**WRITTEN INSTRUCTION:**
How many lines in this data contain the string "Output"? Reply with the number only.

**EXTRACTED MATERIAL:**
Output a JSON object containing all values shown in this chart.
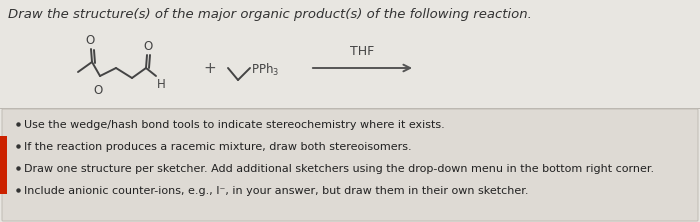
{
  "title": "Draw the structure(s) of the major organic product(s) of the following reaction.",
  "title_fontsize": 9.5,
  "title_color": "#333333",
  "bg_top_color": "#e8e6e1",
  "bg_box_color": "#dedad4",
  "box_border_color": "#c0bcb5",
  "red_tab_color": "#cc2200",
  "bullet_points": [
    "Use the wedge/hash bond tools to indicate stereochemistry where it exists.",
    "If the reaction produces a racemic mixture, draw both stereoisomers.",
    "Draw one structure per sketcher. Add additional sketchers using the drop-down menu in the bottom right corner.",
    "Include anionic counter-ions, e.g., I⁻, in your answer, but draw them in their own sketcher."
  ],
  "bullet_fontsize": 8.0,
  "condition_label": "THF",
  "arrow_color": "#555555",
  "mol_color": "#444444",
  "lw": 1.4
}
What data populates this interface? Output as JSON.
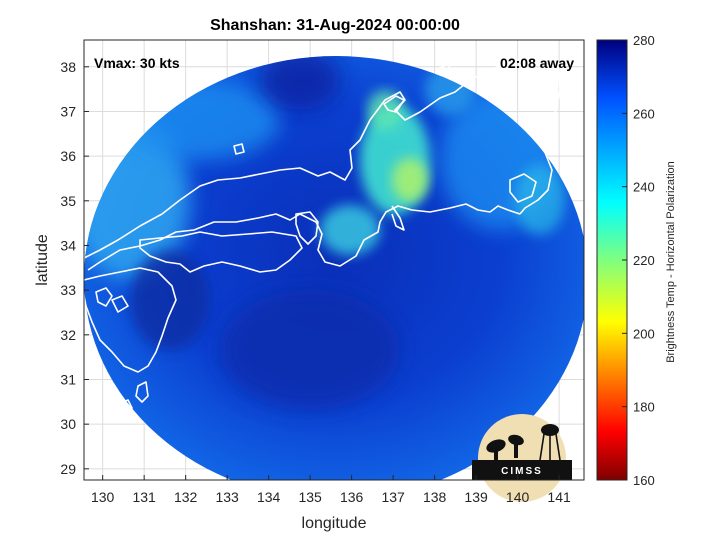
{
  "title": "Shanshan: 31-Aug-2024 00:00:00",
  "annotations": {
    "vmax": "Vmax: 30 kts",
    "time_away": "02:08 away"
  },
  "axes": {
    "xlabel": "longitude",
    "ylabel": "latitude",
    "x_ticks": [
      130,
      131,
      132,
      133,
      134,
      135,
      136,
      137,
      138,
      139,
      140,
      141
    ],
    "y_ticks": [
      29,
      30,
      31,
      32,
      33,
      34,
      35,
      36,
      37,
      38
    ],
    "xlim": [
      129.55,
      141.6
    ],
    "ylim": [
      28.75,
      38.6
    ],
    "grid": true
  },
  "colorbar": {
    "label": "Brightness Temp - Horizontal Polarization",
    "ticks": [
      160,
      180,
      200,
      220,
      240,
      260,
      280
    ],
    "range": [
      160,
      280
    ],
    "colormap": "jet"
  },
  "logo": {
    "text": "CIMSS"
  },
  "colors": {
    "ocean_bg": "#0a3ed6",
    "swath_edge": "#0c5fe8",
    "coast": "#ffffff"
  }
}
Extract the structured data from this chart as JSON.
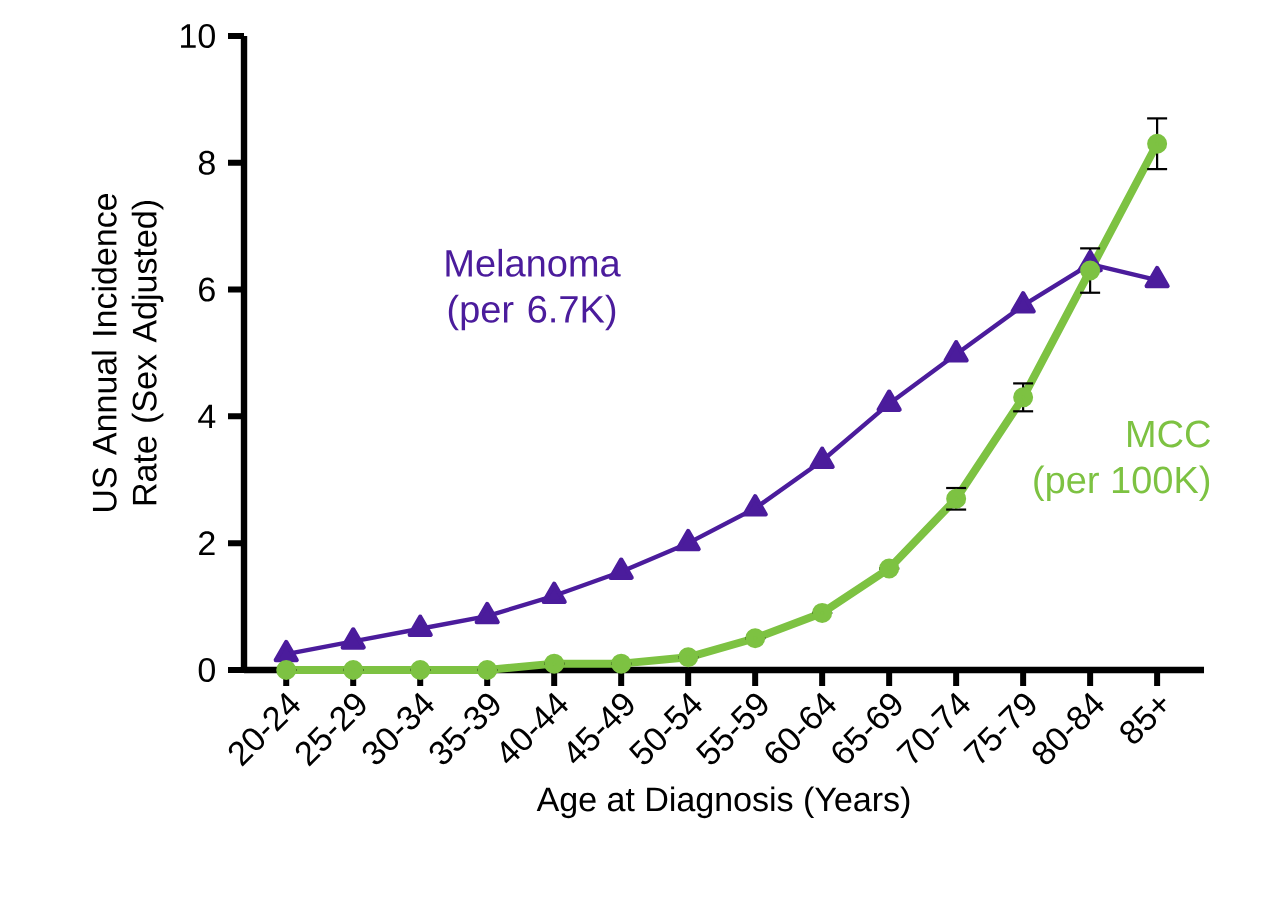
{
  "chart_data": {
    "type": "line",
    "xlabel": "Age at Diagnosis (Years)",
    "ylabel": "US Annual Incidence Rate (Sex Adjusted)",
    "categories": [
      "20-24",
      "25-29",
      "30-34",
      "35-39",
      "40-44",
      "45-49",
      "50-54",
      "55-59",
      "60-64",
      "65-69",
      "70-74",
      "75-79",
      "80-84",
      "85+"
    ],
    "ylim": [
      0,
      10
    ],
    "yticks": [
      0,
      2,
      4,
      6,
      8,
      10
    ],
    "grid": false,
    "legend": false,
    "series": [
      {
        "name": "Melanoma (per 6.7K)",
        "color": "#4b1c9c",
        "marker": "triangle",
        "values": [
          0.25,
          0.45,
          0.65,
          0.85,
          1.17,
          1.55,
          2.0,
          2.55,
          3.3,
          4.2,
          4.98,
          5.75,
          6.4,
          6.15
        ]
      },
      {
        "name": "MCC (per 100K)",
        "color": "#7dc242",
        "marker": "circle",
        "values": [
          0,
          0,
          0,
          0,
          0.1,
          0.1,
          0.2,
          0.5,
          0.9,
          1.6,
          2.7,
          4.3,
          6.3,
          8.3
        ],
        "errors": [
          null,
          null,
          null,
          null,
          null,
          null,
          null,
          null,
          null,
          null,
          0.17,
          0.22,
          0.35,
          0.4
        ]
      }
    ]
  }
}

**RESULT OF THE TASK:**
2